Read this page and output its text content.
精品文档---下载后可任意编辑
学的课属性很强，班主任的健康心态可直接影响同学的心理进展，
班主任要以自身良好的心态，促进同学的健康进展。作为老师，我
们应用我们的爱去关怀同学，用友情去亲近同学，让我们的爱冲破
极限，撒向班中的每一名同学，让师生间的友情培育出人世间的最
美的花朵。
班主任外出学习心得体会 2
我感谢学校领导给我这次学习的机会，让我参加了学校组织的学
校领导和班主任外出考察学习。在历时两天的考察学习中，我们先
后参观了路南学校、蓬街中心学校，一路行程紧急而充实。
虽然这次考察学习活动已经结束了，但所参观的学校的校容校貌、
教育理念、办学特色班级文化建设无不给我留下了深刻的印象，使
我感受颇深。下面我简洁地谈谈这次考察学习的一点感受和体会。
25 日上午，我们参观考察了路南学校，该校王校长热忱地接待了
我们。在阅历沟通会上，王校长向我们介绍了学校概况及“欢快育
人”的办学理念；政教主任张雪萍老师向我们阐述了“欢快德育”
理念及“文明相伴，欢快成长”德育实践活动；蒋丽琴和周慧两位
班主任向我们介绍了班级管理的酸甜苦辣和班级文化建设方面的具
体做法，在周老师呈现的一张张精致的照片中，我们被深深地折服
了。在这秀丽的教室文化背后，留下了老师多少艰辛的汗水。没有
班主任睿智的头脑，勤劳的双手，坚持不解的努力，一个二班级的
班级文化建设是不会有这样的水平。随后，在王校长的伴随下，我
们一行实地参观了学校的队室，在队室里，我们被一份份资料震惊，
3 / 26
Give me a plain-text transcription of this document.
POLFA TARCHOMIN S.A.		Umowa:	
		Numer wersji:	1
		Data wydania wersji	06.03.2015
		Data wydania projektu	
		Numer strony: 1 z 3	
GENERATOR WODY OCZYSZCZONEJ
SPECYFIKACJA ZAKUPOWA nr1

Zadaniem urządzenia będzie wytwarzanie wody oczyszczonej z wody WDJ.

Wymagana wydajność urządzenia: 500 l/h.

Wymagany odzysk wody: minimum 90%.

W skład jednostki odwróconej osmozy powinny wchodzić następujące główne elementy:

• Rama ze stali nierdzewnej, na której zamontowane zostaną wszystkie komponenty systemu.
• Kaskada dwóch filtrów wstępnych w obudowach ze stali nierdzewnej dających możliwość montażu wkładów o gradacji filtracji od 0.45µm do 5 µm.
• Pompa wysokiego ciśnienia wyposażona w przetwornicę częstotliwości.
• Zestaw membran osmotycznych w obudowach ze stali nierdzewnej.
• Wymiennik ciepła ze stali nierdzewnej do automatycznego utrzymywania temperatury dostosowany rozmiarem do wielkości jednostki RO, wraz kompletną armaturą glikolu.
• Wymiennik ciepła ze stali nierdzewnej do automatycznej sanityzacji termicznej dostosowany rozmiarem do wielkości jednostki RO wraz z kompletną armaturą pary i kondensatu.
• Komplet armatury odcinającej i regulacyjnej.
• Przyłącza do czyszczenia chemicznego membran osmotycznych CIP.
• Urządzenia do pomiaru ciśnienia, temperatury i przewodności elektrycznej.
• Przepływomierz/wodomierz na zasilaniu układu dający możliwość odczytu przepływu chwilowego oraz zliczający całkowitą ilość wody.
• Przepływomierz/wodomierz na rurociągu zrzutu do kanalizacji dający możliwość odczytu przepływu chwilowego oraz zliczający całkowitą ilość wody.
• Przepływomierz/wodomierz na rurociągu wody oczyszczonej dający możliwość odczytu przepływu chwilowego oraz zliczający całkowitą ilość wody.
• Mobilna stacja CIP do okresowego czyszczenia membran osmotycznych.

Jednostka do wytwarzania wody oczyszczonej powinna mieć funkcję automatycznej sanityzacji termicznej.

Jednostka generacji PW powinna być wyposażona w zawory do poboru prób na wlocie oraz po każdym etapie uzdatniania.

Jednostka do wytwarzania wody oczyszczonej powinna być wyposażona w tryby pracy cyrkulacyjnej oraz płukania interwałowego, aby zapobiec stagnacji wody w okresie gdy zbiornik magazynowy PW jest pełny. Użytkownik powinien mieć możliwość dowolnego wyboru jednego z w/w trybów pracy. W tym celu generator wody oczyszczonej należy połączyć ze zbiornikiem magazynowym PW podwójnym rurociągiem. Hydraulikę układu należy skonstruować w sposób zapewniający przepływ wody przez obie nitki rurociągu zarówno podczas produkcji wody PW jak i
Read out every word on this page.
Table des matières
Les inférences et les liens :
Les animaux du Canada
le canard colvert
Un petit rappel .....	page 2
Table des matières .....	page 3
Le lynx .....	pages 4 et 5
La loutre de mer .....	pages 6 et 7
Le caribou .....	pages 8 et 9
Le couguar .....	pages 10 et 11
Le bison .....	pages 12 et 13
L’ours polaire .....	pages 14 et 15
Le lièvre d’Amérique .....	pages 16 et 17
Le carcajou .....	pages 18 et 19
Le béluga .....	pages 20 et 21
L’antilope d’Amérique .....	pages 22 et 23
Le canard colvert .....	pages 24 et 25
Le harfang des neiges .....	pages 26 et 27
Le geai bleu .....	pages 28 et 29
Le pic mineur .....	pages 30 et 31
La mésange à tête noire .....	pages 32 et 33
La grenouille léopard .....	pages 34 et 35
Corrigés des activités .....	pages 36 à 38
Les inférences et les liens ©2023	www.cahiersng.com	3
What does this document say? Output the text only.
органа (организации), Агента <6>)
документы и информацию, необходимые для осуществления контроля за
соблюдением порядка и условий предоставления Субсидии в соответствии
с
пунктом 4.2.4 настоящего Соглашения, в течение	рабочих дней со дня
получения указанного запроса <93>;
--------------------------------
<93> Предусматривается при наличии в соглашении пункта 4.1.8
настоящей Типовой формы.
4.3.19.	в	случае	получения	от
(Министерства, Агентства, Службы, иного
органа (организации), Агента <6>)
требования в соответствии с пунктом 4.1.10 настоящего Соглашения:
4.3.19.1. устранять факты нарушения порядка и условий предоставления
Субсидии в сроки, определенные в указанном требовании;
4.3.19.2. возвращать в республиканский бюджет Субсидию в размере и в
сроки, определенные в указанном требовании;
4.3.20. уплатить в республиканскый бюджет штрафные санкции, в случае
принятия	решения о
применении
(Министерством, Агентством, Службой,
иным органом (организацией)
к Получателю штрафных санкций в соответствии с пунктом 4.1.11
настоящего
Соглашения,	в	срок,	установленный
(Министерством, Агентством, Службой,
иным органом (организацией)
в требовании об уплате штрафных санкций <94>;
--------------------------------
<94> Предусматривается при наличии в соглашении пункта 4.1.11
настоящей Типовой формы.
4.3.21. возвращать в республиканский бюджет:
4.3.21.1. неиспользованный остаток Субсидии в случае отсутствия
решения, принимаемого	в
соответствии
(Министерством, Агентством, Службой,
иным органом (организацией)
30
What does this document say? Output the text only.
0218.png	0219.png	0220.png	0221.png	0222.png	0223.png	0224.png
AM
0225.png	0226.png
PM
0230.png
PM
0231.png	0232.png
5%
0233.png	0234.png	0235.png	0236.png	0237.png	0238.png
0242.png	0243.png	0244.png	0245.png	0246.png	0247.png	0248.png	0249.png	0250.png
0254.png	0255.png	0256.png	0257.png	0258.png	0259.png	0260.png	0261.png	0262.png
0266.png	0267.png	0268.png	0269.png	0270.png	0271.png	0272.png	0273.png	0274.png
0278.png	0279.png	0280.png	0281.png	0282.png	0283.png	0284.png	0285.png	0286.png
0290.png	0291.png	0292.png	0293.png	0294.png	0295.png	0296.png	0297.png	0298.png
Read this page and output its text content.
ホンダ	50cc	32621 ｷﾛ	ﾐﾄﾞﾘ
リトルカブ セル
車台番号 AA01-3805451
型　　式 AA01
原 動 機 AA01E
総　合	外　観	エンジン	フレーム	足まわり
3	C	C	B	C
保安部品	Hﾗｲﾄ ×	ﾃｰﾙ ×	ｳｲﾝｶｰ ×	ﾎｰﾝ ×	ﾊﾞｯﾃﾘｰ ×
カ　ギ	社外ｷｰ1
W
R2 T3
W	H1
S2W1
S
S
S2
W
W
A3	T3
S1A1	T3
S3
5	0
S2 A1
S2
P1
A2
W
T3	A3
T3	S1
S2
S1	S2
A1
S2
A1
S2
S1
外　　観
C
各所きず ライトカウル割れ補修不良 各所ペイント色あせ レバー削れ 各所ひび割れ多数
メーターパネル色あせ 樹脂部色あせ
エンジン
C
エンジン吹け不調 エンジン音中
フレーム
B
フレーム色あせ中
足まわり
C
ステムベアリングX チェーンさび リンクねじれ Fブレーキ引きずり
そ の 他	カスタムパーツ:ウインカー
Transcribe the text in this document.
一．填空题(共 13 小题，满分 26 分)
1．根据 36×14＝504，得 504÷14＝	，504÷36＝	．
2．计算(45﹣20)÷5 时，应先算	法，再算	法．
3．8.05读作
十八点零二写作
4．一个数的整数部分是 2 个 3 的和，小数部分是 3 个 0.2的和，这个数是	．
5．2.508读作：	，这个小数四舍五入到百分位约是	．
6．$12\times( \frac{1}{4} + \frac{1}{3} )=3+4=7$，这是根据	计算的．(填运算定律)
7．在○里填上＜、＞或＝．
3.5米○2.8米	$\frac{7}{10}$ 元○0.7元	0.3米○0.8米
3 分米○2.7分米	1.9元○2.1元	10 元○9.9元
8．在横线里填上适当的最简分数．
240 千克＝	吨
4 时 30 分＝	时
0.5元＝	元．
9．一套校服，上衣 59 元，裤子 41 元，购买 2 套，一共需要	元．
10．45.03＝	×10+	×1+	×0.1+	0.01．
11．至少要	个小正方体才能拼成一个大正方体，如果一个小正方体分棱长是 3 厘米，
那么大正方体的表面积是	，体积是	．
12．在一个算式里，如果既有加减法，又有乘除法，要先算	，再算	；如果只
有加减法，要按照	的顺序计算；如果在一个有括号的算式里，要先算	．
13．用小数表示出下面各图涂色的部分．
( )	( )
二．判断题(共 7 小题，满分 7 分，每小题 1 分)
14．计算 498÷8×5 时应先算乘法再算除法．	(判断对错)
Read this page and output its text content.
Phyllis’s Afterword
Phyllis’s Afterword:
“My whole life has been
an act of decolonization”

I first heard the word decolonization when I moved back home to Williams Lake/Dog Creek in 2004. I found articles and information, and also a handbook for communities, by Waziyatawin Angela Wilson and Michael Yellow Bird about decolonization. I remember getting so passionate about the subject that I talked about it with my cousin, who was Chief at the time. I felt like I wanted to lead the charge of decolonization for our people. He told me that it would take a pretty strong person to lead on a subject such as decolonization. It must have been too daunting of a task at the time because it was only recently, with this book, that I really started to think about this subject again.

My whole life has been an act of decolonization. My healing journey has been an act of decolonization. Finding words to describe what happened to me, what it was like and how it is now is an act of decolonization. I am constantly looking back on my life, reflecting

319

^^^^

__Request__: From the data above, copy each line that has the string "inférences".

__Solution to this exercise__:
Les inférences et les liens :
Les inférences et les liens ©2023	www.cahiersng.com	3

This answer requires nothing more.